Please print the full listing exactly.

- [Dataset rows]
- - -

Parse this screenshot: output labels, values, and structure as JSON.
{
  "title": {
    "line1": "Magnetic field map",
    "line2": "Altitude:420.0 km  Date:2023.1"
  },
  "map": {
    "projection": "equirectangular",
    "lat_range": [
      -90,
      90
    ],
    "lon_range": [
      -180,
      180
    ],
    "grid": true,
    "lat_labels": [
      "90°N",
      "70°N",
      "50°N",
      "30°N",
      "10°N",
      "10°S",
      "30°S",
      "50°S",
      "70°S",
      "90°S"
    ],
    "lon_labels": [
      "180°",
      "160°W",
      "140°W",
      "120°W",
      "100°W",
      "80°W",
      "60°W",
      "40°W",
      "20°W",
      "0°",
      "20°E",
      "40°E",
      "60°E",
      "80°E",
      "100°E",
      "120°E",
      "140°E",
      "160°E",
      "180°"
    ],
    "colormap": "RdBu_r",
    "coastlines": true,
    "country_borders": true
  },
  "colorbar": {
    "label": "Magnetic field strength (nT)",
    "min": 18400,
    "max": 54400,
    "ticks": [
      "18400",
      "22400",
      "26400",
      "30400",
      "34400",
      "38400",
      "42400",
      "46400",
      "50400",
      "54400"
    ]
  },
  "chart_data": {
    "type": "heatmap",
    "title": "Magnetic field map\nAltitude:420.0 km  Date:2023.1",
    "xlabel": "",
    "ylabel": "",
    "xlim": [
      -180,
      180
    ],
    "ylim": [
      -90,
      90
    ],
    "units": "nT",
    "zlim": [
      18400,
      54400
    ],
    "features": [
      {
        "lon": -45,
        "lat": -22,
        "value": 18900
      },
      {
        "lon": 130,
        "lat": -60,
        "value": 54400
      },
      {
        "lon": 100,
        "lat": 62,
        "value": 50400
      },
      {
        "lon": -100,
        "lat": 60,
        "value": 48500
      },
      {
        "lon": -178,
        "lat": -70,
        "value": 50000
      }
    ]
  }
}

- - -

- [Worked solution]
Parse this screenshot: output labels, values, and structure as JSON.
{
  "title": {
    "line1": "Magnetic field map",
    "line2": "Altitude:420.0 km  Date:2023.1"
  },
  "map": {
    "projection": "equirectangular",
    "lat_range": [
      -90,
      90
    ],
    "lon_range": [
      -180,
      180
    ],
    "grid": true,
    "lat_labels": [
      "90°N",
      "70°N",
      "50°N",
      "30°N",
      "10°N",
      "10°S",
      "30°S",
      "50°S",
      "70°S",
      "90°S"
    ],
    "lon_labels": [
      "180°",
      "160°W",
      "140°W",
      "120°W",
      "100°W",
      "80°W",
      "60°W",
      "40°W",
      "20°W",
      "0°",
      "20°E",
      "40°E",
      "60°E",
      "80°E",
      "100°E",
      "120°E",
      "140°E",
      "160°E",
      "180°"
    ],
    "colormap": "RdBu_r",
    "coastlines": true,
    "country_borders": true
  },
  "colorbar": {
    "label": "Magnetic field strength (nT)",
    "min": 18400,
    "max": 54400,
    "ticks": [
      "18400",
      "22400",
      "26400",
      "30400",
      "34400",
      "38400",
      "42400",
      "46400",
      "50400",
      "54400"
    ]
  },
  "chart_data": {
    "type": "heatmap",
    "title": "Magnetic field map\nAltitude:420.0 km  Date:2023.1",
    "xlabel": "",
    "ylabel": "",
    "xlim": [
      -180,
      180
    ],
    "ylim": [
      -90,
      90
    ],
    "units": "nT",
    "zlim": [
      18400,
      54400
    ],
    "features": [
      {
        "lon": -45,
        "lat": -22,
        "value": 18900
      },
      {
        "lon": 130,
        "lat": -60,
        "value": 54400
      },
      {
        "lon": 100,
        "lat": 62,
        "value": 50400
      },
      {
        "lon": -100,
        "lat": 60,
        "value": 48500
      },
      {
        "lon": -178,
        "lat": -70,
        "value": 50000
      }
    ]
  }
}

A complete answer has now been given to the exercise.